> **SHORT PROBLEM**
Within the data that follows, how many lines carry the string "Наша"? Give the number alone.

> **PROVIDED ENTRIES**
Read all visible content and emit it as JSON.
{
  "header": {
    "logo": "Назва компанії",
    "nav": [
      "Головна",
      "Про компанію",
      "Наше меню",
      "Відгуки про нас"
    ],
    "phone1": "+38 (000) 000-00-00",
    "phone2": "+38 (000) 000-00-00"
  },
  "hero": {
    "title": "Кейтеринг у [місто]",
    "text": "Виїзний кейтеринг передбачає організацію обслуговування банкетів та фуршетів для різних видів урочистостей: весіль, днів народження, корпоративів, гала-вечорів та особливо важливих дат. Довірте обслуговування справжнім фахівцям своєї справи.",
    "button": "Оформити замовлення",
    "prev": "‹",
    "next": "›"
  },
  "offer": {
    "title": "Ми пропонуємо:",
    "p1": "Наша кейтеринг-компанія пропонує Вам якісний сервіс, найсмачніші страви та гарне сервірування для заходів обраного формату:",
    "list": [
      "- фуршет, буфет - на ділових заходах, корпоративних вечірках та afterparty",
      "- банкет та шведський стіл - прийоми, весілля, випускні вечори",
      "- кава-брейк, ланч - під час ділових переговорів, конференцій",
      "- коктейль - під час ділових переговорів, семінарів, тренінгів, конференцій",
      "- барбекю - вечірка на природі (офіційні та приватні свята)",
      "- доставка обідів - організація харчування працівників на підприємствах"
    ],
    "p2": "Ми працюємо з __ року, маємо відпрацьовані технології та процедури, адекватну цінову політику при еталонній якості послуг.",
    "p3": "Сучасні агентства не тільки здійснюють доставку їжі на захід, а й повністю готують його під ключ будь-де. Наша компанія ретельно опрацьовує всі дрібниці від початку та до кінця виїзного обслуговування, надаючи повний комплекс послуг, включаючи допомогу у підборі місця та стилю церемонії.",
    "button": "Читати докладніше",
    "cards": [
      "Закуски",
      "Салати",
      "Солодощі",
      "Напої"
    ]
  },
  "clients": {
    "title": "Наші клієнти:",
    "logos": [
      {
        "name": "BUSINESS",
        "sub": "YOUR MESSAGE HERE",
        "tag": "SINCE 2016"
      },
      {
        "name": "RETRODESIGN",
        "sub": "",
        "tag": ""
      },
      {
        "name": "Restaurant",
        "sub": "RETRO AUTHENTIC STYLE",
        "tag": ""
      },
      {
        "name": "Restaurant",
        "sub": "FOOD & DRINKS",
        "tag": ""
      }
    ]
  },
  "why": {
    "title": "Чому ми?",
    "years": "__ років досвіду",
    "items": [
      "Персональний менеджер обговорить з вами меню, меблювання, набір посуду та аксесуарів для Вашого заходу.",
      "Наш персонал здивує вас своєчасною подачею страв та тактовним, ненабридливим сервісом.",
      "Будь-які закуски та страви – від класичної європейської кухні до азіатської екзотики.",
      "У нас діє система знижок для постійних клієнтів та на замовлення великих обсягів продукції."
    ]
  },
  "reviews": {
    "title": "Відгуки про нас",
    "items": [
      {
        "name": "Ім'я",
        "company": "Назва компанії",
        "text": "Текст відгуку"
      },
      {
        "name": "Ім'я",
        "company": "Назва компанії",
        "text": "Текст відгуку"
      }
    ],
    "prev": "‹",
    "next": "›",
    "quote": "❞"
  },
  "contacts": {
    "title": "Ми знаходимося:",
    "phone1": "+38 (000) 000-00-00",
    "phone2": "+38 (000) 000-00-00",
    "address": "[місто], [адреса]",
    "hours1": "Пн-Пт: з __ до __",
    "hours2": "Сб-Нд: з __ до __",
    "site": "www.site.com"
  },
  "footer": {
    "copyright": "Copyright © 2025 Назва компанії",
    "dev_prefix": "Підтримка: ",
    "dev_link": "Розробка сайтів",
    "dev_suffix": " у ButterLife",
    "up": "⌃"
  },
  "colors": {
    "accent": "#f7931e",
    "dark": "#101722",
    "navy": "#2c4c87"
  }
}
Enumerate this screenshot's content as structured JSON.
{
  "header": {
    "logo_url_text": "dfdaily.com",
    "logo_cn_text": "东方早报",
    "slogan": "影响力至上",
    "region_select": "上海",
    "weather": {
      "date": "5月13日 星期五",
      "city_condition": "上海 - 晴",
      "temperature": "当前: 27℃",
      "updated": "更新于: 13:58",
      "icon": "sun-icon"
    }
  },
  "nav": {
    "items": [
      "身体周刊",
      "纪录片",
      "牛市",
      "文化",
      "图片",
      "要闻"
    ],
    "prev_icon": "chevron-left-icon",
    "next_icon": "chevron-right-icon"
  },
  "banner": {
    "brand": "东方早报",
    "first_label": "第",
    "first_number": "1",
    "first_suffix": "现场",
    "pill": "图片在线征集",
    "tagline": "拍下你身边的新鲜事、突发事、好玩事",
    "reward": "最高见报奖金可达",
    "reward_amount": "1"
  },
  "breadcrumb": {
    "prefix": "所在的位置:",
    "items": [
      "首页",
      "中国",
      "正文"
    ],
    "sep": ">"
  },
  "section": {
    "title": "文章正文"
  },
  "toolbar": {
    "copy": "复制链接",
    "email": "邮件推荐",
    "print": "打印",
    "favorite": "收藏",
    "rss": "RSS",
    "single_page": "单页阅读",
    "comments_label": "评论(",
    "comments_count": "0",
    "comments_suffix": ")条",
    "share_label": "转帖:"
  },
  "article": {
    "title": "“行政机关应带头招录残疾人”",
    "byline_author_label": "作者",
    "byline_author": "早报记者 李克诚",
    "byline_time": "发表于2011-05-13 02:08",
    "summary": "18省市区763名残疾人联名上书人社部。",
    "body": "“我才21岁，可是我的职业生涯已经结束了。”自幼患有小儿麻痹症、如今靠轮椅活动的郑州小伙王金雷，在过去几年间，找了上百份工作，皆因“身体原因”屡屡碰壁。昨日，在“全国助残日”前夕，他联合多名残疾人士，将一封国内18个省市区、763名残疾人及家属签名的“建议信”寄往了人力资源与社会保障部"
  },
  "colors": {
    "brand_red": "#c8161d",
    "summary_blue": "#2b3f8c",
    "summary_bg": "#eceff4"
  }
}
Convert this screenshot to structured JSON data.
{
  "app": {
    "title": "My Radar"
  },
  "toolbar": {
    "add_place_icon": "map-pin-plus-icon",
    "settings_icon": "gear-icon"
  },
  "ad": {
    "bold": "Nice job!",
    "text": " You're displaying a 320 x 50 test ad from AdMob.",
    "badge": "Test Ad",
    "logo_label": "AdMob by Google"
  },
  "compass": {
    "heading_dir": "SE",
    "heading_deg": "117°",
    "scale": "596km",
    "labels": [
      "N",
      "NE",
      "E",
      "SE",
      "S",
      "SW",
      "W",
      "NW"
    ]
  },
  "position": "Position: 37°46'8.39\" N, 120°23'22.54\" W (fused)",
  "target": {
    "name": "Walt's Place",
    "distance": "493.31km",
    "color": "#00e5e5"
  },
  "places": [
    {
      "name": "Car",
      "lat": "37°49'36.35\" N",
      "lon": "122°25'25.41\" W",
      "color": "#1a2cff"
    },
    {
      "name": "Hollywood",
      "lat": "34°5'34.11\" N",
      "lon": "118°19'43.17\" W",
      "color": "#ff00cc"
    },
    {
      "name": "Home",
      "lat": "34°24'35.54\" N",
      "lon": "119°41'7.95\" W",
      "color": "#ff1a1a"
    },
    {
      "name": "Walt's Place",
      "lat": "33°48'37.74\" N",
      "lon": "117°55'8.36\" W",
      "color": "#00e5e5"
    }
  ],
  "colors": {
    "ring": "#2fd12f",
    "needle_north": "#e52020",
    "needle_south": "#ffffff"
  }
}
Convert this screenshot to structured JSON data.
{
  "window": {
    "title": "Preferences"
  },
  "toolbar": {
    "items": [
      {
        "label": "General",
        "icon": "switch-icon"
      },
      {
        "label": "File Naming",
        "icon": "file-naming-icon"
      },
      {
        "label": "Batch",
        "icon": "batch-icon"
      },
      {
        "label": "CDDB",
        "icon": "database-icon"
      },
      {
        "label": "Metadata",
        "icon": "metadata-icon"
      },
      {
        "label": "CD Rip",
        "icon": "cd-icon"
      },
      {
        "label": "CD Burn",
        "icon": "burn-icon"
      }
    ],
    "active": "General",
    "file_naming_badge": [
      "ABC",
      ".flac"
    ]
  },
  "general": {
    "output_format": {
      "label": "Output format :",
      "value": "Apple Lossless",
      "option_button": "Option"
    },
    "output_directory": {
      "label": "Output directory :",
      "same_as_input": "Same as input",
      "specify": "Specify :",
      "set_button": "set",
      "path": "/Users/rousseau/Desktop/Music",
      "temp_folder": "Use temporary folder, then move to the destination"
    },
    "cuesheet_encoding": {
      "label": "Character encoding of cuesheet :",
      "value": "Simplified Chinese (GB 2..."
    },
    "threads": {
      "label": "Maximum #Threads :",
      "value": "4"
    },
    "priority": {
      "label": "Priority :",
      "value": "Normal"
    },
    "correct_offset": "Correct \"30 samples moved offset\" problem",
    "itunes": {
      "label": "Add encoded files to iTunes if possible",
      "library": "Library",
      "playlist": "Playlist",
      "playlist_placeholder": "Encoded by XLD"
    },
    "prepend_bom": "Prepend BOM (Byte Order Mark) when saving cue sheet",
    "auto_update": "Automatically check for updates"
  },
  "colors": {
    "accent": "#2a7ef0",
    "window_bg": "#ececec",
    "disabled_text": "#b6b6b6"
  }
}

> **FINISHED TASK**
2